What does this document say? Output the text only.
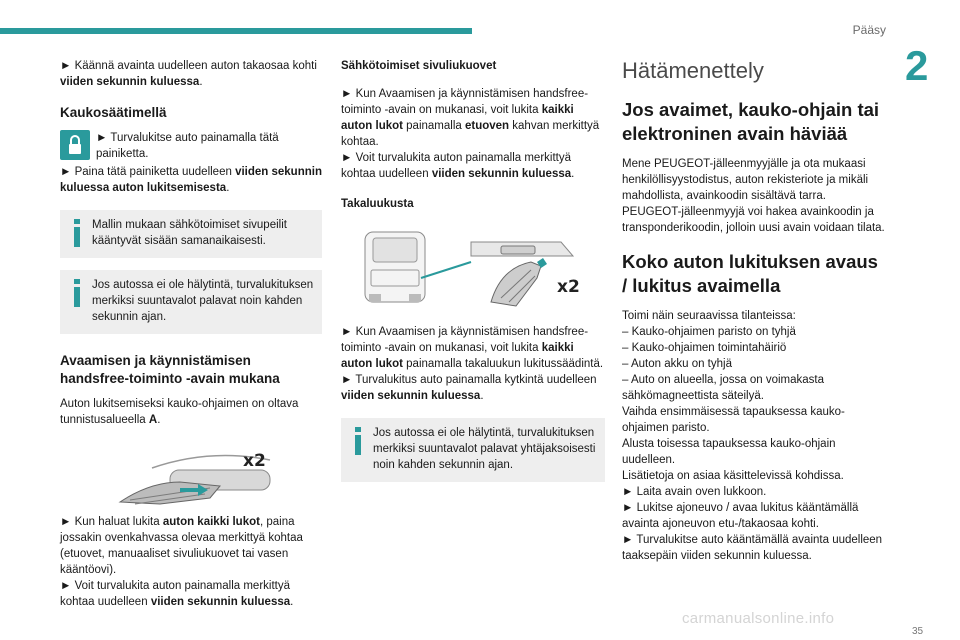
Pääsy
2

► Käännä avainta uudelleen auton takaosaa kohti viiden sekunnin kuluessa.

Kaukosäätimellä
► Turvalukitse auto painamalla tätä painiketta.

► Paina tätä painiketta uudelleen viiden sekunnin kuluessa auton lukitsemisesta.

Mallin mukaan sähkötoimiset sivupeilit kääntyvät sisään samanaikaisesti.
Jos autossa ei ole hälytintä, turvalukituksen merkiksi suuntavalot palavat noin kahden sekunnin ajan.
Avaamisen ja käynnistämisen handsfree-toiminto -avain mukana

Auton lukitsemiseksi kauko-ohjaimen on oltava tunnistusalueella A.

x2

► Kun haluat lukita auton kaikki lukot, paina jossakin ovenkahvassa olevaa merkittyä kohtaa (etuovet, manuaaliset sivuliukuovet tai vasen kääntöovi).
► Voit turvalukita auton painamalla merkittyä kohtaa uudelleen viiden sekunnin kuluessa.

Sähkötoimiset sivuliukuovet

► Kun Avaamisen ja käynnistämisen handsfree-toiminto -avain on mukanasi, voit lukita kaikki auton lukot painamalla etuoven kahvan merkittyä kohtaa.
► Voit turvalukita auton painamalla merkittyä kohtaa uudelleen viiden sekunnin kuluessa.

Takaluukusta
x2

► Kun Avaamisen ja käynnistämisen handsfree-toiminto -avain on mukanasi, voit lukita kaikki auton lukot painamalla takaluukun lukitussäädintä.
► Turvalukitus auto painamalla kytkintä uudelleen viiden sekunnin kuluessa.

Jos autossa ei ole hälytintä, turvalukituksen merkiksi suuntavalot palavat yhtäjaksoisesti noin kahden sekunnin ajan.
Hätämenettely
Jos avaimet, kauko-ohjain tai elektroninen avain häviää

Mene PEUGEOT-jälleenmyyjälle ja ota mukaasi henkilöllisyystodistus, auton rekisteriote ja mikäli mahdollista, avainkoodin sisältävä tarra. PEUGEOT-jälleenmyyjä voi hakea avainkoodin ja transponderikoodin, jolloin uusi avain voidaan tilata.

Koko auton lukituksen avaus / lukitus avaimella
Toimi näin seuraavissa tilanteissa:
– Kauko-ohjaimen paristo on tyhjä
– Kauko-ohjaimen toimintahäiriö
– Auton akku on tyhjä
– Auto on alueella, jossa on voimakasta sähkömagneettista säteilyä.
Vaihda ensimmäisessä tapauksessa kauko-ohjaimen paristo.
Alusta toisessa tapauksessa kauko-ohjain uudelleen.
Lisätietoja on asiaa käsittelevissä kohdissa.
► Laita avain oven lukkoon.
► Lukitse ajoneuvo / avaa lukitus kääntämällä avainta ajoneuvon etu-/takaosaa kohti.
► Turvalukitse auto kääntämällä avainta uudelleen taaksepäin viiden sekunnin kuluessa.
35
carmanualsonline.info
----
**WHAT YOU ARE ASKED TO DO:** Make a word-for-word copy of the entries, without any pictures.

**OUTPUT BELOW:**
What does this document say? Output the text only.
Pääsy
2

► Käännä avainta uudelleen auton takaosaa kohti viiden sekunnin kuluessa.

Kaukosäätimellä
► Turvalukitse auto painamalla tätä painiketta.

► Paina tätä painiketta uudelleen viiden sekunnin kuluessa auton lukitsemisesta.

Mallin mukaan sähkötoimiset sivupeilit kääntyvät sisään samanaikaisesti.
Jos autossa ei ole hälytintä, turvalukituksen merkiksi suuntavalot palavat noin kahden sekunnin ajan.
Avaamisen ja käynnistämisen handsfree-toiminto -avain mukana

Auton lukitsemiseksi kauko-ohjaimen on oltava tunnistusalueella A.

x2

► Kun haluat lukita auton kaikki lukot, paina jossakin ovenkahvassa olevaa merkittyä kohtaa (etuovet, manuaaliset sivuliukuovet tai vasen kääntöovi).
► Voit turvalukita auton painamalla merkittyä kohtaa uudelleen viiden sekunnin kuluessa.

Sähkötoimiset sivuliukuovet

► Kun Avaamisen ja käynnistämisen handsfree-toiminto -avain on mukanasi, voit lukita kaikki auton lukot painamalla etuoven kahvan merkittyä kohtaa.
► Voit turvalukita auton painamalla merkittyä kohtaa uudelleen viiden sekunnin kuluessa.

Takaluukusta
x2

► Kun Avaamisen ja käynnistämisen handsfree-toiminto -avain on mukanasi, voit lukita kaikki auton lukot painamalla takaluukun lukitussäädintä.
► Turvalukitus auto painamalla kytkintä uudelleen viiden sekunnin kuluessa.

Jos autossa ei ole hälytintä, turvalukituksen merkiksi suuntavalot palavat yhtäjaksoisesti noin kahden sekunnin ajan.
Hätämenettely
Jos avaimet, kauko-ohjain tai elektroninen avain häviää

Mene PEUGEOT-jälleenmyyjälle ja ota mukaasi henkilöllisyystodistus, auton rekisteriote ja mikäli mahdollista, avainkoodin sisältävä tarra. PEUGEOT-jälleenmyyjä voi hakea avainkoodin ja transponderikoodin, jolloin uusi avain voidaan tilata.

Koko auton lukituksen avaus / lukitus avaimella
Toimi näin seuraavissa tilanteissa:
– Kauko-ohjaimen paristo on tyhjä
– Kauko-ohjaimen toimintahäiriö
– Auton akku on tyhjä
– Auto on alueella, jossa on voimakasta sähkömagneettista säteilyä.
Vaihda ensimmäisessä tapauksessa kauko-ohjaimen paristo.
Alusta toisessa tapauksessa kauko-ohjain uudelleen.
Lisätietoja on asiaa käsittelevissä kohdissa.
► Laita avain oven lukkoon.
► Lukitse ajoneuvo / avaa lukitus kääntämällä avainta ajoneuvon etu-/takaosaa kohti.
► Turvalukitse auto kääntämällä avainta uudelleen taaksepäin viiden sekunnin kuluessa.
35
carmanualsonline.info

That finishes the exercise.